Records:
++++++++++
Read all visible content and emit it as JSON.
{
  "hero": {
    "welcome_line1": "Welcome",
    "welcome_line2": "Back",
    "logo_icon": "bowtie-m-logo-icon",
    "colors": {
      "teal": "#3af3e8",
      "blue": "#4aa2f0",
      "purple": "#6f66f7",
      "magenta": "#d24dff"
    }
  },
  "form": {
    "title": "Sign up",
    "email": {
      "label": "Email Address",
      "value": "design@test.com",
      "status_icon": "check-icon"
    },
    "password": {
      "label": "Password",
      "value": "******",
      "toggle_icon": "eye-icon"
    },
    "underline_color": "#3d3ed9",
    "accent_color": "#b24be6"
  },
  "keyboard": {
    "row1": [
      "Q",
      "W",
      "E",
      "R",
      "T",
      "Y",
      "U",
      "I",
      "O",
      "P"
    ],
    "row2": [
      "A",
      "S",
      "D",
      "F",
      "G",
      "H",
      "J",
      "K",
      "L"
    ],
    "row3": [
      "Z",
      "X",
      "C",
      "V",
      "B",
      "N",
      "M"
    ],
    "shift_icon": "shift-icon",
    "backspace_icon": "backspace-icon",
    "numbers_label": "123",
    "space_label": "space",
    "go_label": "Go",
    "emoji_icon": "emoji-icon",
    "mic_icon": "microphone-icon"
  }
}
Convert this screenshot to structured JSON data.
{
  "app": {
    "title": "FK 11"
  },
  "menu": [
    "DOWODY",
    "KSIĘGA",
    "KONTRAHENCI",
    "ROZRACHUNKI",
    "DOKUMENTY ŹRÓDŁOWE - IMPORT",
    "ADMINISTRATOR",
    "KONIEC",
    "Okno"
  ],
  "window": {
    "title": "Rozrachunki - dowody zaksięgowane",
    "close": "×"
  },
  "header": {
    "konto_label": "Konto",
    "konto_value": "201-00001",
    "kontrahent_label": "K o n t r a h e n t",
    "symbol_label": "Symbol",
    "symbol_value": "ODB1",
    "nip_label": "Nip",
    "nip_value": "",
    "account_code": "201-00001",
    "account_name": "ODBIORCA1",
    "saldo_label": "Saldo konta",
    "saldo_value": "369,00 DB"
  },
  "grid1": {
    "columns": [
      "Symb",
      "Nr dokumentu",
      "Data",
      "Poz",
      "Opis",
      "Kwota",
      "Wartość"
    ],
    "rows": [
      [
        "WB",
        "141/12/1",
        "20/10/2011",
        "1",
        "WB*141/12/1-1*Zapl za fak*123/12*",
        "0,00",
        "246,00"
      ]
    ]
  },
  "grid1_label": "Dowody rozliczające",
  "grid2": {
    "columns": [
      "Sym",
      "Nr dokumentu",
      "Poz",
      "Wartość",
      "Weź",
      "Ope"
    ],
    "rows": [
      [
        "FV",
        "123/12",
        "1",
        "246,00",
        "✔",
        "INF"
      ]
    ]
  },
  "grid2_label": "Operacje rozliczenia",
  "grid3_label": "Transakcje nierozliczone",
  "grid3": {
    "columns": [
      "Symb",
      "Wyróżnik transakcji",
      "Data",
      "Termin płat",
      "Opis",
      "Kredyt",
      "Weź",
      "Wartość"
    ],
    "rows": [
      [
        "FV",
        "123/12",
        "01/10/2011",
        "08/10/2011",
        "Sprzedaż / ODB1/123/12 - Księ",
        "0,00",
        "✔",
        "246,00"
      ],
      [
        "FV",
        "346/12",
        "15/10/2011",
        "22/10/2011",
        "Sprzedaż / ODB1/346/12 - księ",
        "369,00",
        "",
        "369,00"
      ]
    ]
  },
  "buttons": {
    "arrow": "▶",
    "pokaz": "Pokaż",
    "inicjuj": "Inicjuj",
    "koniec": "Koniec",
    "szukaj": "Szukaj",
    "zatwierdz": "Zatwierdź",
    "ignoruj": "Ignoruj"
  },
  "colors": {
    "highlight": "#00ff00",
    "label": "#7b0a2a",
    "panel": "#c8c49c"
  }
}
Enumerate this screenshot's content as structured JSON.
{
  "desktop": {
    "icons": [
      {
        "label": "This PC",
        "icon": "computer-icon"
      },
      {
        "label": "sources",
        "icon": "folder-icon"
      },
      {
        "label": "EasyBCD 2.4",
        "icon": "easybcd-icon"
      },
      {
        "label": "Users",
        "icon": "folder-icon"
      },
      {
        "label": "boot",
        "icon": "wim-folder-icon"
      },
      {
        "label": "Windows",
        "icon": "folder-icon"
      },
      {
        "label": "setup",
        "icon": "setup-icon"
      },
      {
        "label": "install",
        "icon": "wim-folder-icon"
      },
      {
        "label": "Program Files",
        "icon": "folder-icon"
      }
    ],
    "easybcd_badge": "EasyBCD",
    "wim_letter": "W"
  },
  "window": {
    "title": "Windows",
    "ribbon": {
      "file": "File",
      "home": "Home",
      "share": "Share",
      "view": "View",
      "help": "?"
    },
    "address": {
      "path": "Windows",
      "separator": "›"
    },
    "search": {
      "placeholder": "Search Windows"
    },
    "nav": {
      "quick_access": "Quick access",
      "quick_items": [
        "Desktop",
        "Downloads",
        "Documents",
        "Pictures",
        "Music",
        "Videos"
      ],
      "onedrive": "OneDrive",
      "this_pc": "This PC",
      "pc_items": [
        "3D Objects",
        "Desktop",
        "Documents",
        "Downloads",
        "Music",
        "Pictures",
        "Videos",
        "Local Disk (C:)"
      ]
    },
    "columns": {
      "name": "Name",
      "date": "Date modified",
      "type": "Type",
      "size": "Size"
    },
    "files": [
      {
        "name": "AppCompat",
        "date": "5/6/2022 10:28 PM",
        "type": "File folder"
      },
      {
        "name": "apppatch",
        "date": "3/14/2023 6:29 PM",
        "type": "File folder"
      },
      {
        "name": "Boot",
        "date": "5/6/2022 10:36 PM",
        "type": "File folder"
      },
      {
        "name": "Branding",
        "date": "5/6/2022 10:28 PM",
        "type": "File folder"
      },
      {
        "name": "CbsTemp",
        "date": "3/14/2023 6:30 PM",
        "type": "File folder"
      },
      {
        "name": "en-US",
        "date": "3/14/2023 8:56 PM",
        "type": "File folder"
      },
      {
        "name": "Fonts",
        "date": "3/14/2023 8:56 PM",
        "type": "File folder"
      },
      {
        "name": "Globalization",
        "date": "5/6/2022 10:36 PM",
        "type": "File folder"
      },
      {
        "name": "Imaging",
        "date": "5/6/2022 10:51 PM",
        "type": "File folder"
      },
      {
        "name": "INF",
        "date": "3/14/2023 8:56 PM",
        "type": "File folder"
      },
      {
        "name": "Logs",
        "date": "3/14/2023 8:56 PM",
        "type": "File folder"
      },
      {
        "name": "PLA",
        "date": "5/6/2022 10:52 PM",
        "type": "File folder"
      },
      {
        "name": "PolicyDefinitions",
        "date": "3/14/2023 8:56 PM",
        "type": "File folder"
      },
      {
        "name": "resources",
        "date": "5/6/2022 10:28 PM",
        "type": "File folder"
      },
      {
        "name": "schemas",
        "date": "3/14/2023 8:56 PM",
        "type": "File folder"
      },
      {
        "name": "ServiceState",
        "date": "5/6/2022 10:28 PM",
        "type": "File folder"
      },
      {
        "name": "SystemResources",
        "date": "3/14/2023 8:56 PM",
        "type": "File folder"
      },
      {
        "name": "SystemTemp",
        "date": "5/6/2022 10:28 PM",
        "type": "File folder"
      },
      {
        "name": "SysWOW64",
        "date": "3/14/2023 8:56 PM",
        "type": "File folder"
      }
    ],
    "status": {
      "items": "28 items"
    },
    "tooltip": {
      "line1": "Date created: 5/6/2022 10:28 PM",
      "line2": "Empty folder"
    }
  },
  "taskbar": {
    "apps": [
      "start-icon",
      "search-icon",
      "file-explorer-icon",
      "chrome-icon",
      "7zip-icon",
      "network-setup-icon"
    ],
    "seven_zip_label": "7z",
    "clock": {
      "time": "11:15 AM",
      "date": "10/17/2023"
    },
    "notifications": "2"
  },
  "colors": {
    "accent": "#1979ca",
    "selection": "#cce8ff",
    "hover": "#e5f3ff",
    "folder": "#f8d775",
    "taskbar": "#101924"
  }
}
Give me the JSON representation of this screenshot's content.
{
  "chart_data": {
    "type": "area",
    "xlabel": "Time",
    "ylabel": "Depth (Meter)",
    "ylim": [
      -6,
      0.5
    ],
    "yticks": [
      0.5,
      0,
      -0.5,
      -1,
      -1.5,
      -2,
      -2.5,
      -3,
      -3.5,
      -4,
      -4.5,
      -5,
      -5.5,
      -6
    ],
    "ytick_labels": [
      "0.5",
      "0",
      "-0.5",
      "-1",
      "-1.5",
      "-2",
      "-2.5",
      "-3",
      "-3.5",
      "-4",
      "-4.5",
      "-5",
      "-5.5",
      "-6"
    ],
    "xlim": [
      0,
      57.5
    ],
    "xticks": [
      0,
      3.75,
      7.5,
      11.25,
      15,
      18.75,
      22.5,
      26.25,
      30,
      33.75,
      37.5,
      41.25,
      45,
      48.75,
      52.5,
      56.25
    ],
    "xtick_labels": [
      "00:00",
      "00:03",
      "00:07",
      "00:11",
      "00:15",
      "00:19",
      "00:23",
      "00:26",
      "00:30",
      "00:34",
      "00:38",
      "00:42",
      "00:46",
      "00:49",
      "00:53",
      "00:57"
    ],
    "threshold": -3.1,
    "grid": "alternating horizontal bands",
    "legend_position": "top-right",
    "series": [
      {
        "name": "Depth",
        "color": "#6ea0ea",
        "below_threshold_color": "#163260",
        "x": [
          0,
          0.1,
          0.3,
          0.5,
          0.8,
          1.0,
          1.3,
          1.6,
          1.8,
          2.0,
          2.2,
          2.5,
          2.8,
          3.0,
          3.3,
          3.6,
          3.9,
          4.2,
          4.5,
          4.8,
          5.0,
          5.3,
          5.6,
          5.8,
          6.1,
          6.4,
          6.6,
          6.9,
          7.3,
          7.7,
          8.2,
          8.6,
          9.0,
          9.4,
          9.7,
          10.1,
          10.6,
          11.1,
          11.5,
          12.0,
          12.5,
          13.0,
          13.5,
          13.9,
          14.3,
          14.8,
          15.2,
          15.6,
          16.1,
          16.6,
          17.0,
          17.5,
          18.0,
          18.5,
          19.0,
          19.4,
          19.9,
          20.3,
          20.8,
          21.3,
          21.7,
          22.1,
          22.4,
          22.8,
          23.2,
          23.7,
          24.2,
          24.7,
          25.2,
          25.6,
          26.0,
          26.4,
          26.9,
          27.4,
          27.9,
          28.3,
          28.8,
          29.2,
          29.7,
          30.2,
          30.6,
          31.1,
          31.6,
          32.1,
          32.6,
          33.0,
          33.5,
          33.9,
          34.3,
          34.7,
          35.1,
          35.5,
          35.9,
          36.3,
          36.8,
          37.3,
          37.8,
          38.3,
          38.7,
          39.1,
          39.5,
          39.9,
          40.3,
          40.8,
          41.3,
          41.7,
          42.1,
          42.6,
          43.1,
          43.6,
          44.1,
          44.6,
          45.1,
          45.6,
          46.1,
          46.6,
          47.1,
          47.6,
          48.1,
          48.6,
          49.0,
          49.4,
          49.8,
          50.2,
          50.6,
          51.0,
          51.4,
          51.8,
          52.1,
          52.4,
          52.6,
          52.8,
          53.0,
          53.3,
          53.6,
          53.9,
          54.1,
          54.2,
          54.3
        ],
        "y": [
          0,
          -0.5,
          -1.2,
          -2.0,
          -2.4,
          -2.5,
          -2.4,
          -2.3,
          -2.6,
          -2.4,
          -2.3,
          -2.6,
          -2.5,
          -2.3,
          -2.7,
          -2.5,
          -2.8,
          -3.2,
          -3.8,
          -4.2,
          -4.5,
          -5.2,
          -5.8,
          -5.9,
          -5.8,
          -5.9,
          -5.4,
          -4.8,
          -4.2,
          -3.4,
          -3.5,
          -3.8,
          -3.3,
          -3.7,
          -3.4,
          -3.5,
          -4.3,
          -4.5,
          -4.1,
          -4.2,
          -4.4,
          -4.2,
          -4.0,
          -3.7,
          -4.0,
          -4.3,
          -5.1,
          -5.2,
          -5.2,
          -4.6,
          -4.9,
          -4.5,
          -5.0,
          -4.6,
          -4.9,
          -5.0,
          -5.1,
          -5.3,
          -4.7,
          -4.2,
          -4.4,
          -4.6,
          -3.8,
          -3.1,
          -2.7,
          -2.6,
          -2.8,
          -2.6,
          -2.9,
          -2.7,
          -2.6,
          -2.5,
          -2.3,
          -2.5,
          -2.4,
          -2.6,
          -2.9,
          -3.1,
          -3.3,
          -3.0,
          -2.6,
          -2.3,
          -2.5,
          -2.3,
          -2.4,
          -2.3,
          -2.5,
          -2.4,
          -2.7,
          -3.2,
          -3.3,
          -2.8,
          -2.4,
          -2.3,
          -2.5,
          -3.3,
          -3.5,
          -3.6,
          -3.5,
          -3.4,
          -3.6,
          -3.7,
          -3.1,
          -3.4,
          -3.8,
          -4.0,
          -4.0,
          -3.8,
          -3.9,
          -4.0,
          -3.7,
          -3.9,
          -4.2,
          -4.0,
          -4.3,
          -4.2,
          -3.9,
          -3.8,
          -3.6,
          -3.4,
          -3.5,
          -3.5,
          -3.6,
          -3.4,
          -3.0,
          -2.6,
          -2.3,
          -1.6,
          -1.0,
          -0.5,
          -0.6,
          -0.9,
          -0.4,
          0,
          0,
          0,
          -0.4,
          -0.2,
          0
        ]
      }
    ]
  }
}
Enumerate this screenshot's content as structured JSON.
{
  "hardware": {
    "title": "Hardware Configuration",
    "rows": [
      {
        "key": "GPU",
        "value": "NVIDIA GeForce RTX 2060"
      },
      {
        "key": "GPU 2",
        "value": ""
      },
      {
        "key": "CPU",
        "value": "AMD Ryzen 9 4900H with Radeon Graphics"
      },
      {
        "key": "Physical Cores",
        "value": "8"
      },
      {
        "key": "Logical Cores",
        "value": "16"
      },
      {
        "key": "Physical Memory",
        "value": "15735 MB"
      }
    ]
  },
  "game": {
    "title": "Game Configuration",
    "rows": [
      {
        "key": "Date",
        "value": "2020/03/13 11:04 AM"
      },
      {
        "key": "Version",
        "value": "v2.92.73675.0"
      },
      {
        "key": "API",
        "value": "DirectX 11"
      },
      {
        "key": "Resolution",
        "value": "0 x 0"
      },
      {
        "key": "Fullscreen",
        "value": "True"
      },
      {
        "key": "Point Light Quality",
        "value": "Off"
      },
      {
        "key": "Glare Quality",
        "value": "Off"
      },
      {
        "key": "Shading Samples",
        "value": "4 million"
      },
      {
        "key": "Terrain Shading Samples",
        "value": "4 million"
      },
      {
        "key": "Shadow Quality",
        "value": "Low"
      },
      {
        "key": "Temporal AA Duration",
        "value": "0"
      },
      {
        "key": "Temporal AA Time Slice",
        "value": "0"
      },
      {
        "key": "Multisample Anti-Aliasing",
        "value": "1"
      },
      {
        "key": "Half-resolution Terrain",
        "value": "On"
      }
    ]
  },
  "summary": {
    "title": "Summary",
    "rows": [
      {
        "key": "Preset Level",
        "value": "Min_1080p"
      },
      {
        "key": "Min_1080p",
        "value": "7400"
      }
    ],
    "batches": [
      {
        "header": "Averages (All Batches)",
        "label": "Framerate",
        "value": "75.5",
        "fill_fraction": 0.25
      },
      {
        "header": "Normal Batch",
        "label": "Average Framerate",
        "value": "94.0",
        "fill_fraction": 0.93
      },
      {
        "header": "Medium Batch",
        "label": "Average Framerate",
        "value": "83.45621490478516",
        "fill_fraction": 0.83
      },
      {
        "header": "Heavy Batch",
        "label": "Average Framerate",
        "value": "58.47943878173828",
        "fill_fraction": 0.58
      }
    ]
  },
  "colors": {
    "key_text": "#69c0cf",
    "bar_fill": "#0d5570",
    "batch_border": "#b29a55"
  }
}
++++++++++
Select and copy every line of the listing with the word "Shading".

        "key": "Shading Samples",
        "key": "Terrain Shading Samples",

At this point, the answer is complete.